··· PROVIDED ENTRIES

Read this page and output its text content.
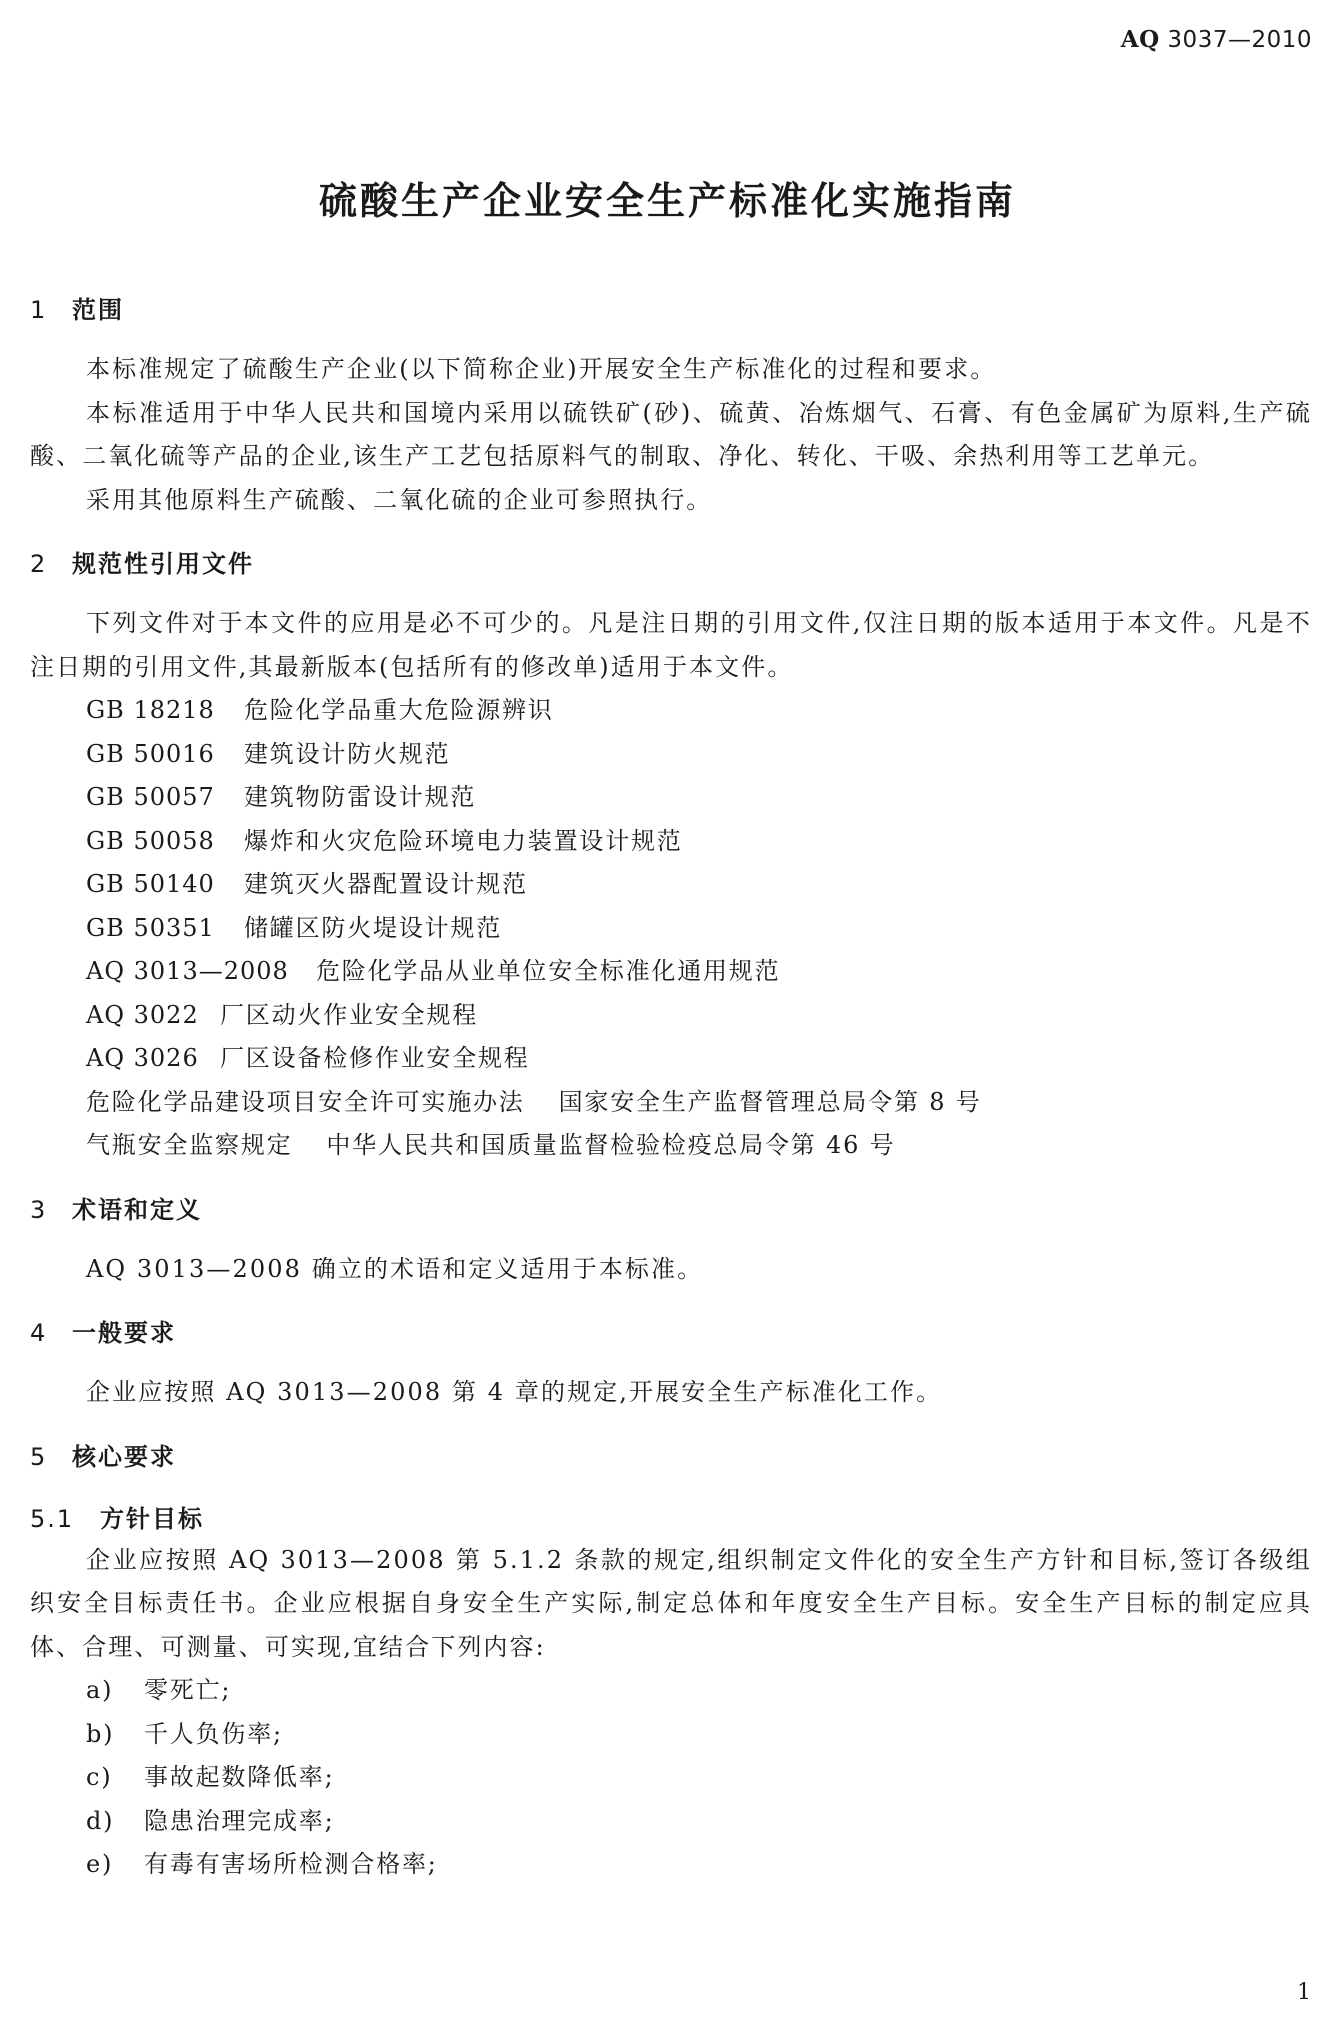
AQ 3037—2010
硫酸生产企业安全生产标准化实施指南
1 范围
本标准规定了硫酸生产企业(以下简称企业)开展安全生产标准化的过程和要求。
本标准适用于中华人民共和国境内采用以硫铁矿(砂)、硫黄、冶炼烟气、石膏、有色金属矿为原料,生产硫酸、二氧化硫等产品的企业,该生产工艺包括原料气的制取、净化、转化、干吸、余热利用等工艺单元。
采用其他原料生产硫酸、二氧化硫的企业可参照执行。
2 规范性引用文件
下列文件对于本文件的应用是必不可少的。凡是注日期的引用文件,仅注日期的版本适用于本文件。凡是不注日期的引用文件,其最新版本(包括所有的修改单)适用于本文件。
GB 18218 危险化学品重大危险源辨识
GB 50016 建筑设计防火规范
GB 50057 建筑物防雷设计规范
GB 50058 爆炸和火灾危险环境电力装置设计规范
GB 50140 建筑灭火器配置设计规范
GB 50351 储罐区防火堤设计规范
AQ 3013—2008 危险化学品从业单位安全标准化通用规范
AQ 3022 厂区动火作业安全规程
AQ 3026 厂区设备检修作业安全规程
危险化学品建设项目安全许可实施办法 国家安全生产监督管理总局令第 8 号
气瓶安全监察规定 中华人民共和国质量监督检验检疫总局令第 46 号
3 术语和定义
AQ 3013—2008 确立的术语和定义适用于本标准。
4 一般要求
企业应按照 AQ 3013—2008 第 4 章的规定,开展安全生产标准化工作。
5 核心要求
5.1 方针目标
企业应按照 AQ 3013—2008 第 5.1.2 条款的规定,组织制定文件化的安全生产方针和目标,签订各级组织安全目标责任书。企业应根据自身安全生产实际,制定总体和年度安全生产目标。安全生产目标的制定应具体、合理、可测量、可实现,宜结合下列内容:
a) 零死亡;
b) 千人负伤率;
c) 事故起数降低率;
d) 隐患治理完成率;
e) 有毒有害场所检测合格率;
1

······
··· PROVIDED ENTRIES

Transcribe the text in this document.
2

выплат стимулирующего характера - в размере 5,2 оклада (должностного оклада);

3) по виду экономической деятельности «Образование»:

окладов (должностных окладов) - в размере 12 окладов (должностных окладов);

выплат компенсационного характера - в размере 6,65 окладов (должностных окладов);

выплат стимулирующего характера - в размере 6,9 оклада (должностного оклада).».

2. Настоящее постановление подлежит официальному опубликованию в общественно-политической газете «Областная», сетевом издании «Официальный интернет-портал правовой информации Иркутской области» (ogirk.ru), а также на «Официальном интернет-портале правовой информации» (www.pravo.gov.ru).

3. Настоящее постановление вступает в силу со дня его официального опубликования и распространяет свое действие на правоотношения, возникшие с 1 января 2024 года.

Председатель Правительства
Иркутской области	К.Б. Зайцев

······

• EXERCISE OBJECTIVE
Gather every line containing the word "характера" and copy it.

• EXERCISE RESPONSE
выплат стимулирующего характера - в размере 5,2 оклада (должностного оклада);
выплат компенсационного характера - в размере 6,65 окладов (должностных окладов);
выплат стимулирующего характера - в размере 6,9 оклада (должностного оклада).».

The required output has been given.